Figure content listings
%%

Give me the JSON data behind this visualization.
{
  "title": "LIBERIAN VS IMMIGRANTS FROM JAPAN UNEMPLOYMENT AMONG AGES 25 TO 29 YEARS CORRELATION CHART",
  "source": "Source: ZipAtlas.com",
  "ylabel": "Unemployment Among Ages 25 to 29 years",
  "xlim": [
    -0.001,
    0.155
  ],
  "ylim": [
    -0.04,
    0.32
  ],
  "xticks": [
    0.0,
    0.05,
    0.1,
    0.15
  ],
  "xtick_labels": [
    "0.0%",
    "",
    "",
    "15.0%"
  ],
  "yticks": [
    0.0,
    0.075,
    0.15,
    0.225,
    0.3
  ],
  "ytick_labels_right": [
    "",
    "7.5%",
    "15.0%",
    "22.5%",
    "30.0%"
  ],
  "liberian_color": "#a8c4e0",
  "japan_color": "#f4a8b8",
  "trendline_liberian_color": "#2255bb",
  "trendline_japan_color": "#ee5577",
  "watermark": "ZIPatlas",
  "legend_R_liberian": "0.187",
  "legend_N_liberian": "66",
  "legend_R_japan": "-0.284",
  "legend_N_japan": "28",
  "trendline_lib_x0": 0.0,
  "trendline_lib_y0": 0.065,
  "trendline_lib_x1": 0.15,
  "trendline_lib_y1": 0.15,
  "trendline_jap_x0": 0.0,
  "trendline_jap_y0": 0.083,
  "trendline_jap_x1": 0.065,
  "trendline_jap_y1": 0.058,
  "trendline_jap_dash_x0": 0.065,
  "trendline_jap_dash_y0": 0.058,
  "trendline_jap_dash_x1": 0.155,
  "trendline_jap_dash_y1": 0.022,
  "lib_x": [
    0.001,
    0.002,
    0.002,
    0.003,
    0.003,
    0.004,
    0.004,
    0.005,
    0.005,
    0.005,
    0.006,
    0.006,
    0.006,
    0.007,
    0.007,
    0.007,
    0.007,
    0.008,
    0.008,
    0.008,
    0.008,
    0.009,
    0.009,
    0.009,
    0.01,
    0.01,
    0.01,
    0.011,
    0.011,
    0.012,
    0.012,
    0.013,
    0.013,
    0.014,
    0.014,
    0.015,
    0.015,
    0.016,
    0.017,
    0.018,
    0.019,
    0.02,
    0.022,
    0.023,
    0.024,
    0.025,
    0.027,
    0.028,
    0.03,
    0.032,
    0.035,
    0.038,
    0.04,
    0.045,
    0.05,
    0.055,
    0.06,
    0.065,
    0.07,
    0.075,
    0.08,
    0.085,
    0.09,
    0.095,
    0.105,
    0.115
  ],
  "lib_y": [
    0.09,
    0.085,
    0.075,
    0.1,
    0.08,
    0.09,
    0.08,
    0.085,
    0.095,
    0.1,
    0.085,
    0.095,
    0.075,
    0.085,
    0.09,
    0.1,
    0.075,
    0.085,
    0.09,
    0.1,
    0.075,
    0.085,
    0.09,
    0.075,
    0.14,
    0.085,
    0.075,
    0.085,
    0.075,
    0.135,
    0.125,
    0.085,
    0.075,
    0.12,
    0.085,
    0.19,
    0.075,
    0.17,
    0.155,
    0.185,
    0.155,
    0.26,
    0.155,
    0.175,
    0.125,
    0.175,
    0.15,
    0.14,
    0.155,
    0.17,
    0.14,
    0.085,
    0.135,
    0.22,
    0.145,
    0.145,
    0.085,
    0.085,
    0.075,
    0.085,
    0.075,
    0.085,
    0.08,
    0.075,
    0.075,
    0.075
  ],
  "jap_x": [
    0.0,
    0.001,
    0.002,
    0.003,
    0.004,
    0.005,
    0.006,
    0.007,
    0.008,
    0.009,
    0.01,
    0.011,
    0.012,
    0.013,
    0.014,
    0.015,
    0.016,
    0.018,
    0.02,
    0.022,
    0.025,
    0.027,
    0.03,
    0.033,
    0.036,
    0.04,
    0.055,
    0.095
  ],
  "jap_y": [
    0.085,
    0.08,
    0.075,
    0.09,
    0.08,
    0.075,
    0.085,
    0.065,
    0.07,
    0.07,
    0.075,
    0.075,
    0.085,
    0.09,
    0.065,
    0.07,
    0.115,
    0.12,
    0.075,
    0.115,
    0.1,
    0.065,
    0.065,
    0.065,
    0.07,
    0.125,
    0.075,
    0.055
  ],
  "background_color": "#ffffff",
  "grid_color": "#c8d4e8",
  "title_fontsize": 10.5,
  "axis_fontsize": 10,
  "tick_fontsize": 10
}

%%

TASK STATEMENT →
Repeat the data verbatim.

FINISHED EXERCISE →
Give me the JSON data behind this visualization.
{
  "title": "LIBERIAN VS IMMIGRANTS FROM JAPAN UNEMPLOYMENT AMONG AGES 25 TO 29 YEARS CORRELATION CHART",
  "source": "Source: ZipAtlas.com",
  "ylabel": "Unemployment Among Ages 25 to 29 years",
  "xlim": [
    -0.001,
    0.155
  ],
  "ylim": [
    -0.04,
    0.32
  ],
  "xticks": [
    0.0,
    0.05,
    0.1,
    0.15
  ],
  "xtick_labels": [
    "0.0%",
    "",
    "",
    "15.0%"
  ],
  "yticks": [
    0.0,
    0.075,
    0.15,
    0.225,
    0.3
  ],
  "ytick_labels_right": [
    "",
    "7.5%",
    "15.0%",
    "22.5%",
    "30.0%"
  ],
  "liberian_color": "#a8c4e0",
  "japan_color": "#f4a8b8",
  "trendline_liberian_color": "#2255bb",
  "trendline_japan_color": "#ee5577",
  "watermark": "ZIPatlas",
  "legend_R_liberian": "0.187",
  "legend_N_liberian": "66",
  "legend_R_japan": "-0.284",
  "legend_N_japan": "28",
  "trendline_lib_x0": 0.0,
  "trendline_lib_y0": 0.065,
  "trendline_lib_x1": 0.15,
  "trendline_lib_y1": 0.15,
  "trendline_jap_x0": 0.0,
  "trendline_jap_y0": 0.083,
  "trendline_jap_x1": 0.065,
  "trendline_jap_y1": 0.058,
  "trendline_jap_dash_x0": 0.065,
  "trendline_jap_dash_y0": 0.058,
  "trendline_jap_dash_x1": 0.155,
  "trendline_jap_dash_y1": 0.022,
  "lib_x": [
    0.001,
    0.002,
    0.002,
    0.003,
    0.003,
    0.004,
    0.004,
    0.005,
    0.005,
    0.005,
    0.006,
    0.006,
    0.006,
    0.007,
    0.007,
    0.007,
    0.007,
    0.008,
    0.008,
    0.008,
    0.008,
    0.009,
    0.009,
    0.009,
    0.01,
    0.01,
    0.01,
    0.011,
    0.011,
    0.012,
    0.012,
    0.013,
    0.013,
    0.014,
    0.014,
    0.015,
    0.015,
    0.016,
    0.017,
    0.018,
    0.019,
    0.02,
    0.022,
    0.023,
    0.024,
    0.025,
    0.027,
    0.028,
    0.03,
    0.032,
    0.035,
    0.038,
    0.04,
    0.045,
    0.05,
    0.055,
    0.06,
    0.065,
    0.07,
    0.075,
    0.08,
    0.085,
    0.09,
    0.095,
    0.105,
    0.115
  ],
  "lib_y": [
    0.09,
    0.085,
    0.075,
    0.1,
    0.08,
    0.09,
    0.08,
    0.085,
    0.095,
    0.1,
    0.085,
    0.095,
    0.075,
    0.085,
    0.09,
    0.1,
    0.075,
    0.085,
    0.09,
    0.1,
    0.075,
    0.085,
    0.09,
    0.075,
    0.14,
    0.085,
    0.075,
    0.085,
    0.075,
    0.135,
    0.125,
    0.085,
    0.075,
    0.12,
    0.085,
    0.19,
    0.075,
    0.17,
    0.155,
    0.185,
    0.155,
    0.26,
    0.155,
    0.175,
    0.125,
    0.175,
    0.15,
    0.14,
    0.155,
    0.17,
    0.14,
    0.085,
    0.135,
    0.22,
    0.145,
    0.145,
    0.085,
    0.085,
    0.075,
    0.085,
    0.075,
    0.085,
    0.08,
    0.075,
    0.075,
    0.075
  ],
  "jap_x": [
    0.0,
    0.001,
    0.002,
    0.003,
    0.004,
    0.005,
    0.006,
    0.007,
    0.008,
    0.009,
    0.01,
    0.011,
    0.012,
    0.013,
    0.014,
    0.015,
    0.016,
    0.018,
    0.02,
    0.022,
    0.025,
    0.027,
    0.03,
    0.033,
    0.036,
    0.04,
    0.055,
    0.095
  ],
  "jap_y": [
    0.085,
    0.08,
    0.075,
    0.09,
    0.08,
    0.075,
    0.085,
    0.065,
    0.07,
    0.07,
    0.075,
    0.075,
    0.085,
    0.09,
    0.065,
    0.07,
    0.115,
    0.12,
    0.075,
    0.115,
    0.1,
    0.065,
    0.065,
    0.065,
    0.07,
    0.125,
    0.075,
    0.055
  ],
  "background_color": "#ffffff",
  "grid_color": "#c8d4e8",
  "title_fontsize": 10.5,
  "axis_fontsize": 10,
  "tick_fontsize": 10
}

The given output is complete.